BEGIN DATA SHOWN

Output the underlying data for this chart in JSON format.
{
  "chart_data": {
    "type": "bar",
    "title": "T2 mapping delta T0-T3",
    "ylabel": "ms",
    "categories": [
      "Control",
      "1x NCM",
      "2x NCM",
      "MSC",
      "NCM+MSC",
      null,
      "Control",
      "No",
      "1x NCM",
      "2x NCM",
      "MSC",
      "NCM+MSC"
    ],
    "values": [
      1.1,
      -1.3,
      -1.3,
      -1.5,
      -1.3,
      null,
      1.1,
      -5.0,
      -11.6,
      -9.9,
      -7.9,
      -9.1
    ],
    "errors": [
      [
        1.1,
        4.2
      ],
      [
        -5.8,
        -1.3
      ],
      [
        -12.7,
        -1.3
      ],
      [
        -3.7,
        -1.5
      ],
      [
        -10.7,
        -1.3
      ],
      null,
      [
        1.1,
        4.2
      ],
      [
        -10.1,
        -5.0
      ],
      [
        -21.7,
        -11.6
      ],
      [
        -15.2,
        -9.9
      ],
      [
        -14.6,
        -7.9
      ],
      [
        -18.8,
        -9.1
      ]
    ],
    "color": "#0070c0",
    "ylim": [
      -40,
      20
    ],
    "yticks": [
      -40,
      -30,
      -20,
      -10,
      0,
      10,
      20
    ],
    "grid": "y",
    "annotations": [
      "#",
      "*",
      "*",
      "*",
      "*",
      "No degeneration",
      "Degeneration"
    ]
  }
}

END DATA SHOWN

Each entry above is to be set down again in exactly the same words.

TASK RESULT:
Output the underlying data for this chart in JSON format.
{
  "chart_data": {
    "type": "bar",
    "title": "T2 mapping delta T0-T3",
    "ylabel": "ms",
    "categories": [
      "Control",
      "1x NCM",
      "2x NCM",
      "MSC",
      "NCM+MSC",
      null,
      "Control",
      "No",
      "1x NCM",
      "2x NCM",
      "MSC",
      "NCM+MSC"
    ],
    "values": [
      1.1,
      -1.3,
      -1.3,
      -1.5,
      -1.3,
      null,
      1.1,
      -5.0,
      -11.6,
      -9.9,
      -7.9,
      -9.1
    ],
    "errors": [
      [
        1.1,
        4.2
      ],
      [
        -5.8,
        -1.3
      ],
      [
        -12.7,
        -1.3
      ],
      [
        -3.7,
        -1.5
      ],
      [
        -10.7,
        -1.3
      ],
      null,
      [
        1.1,
        4.2
      ],
      [
        -10.1,
        -5.0
      ],
      [
        -21.7,
        -11.6
      ],
      [
        -15.2,
        -9.9
      ],
      [
        -14.6,
        -7.9
      ],
      [
        -18.8,
        -9.1
      ]
    ],
    "color": "#0070c0",
    "ylim": [
      -40,
      20
    ],
    "yticks": [
      -40,
      -30,
      -20,
      -10,
      0,
      10,
      20
    ],
    "grid": "y",
    "annotations": [
      "#",
      "*",
      "*",
      "*",
      "*",
      "No degeneration",
      "Degeneration"
    ]
  }
}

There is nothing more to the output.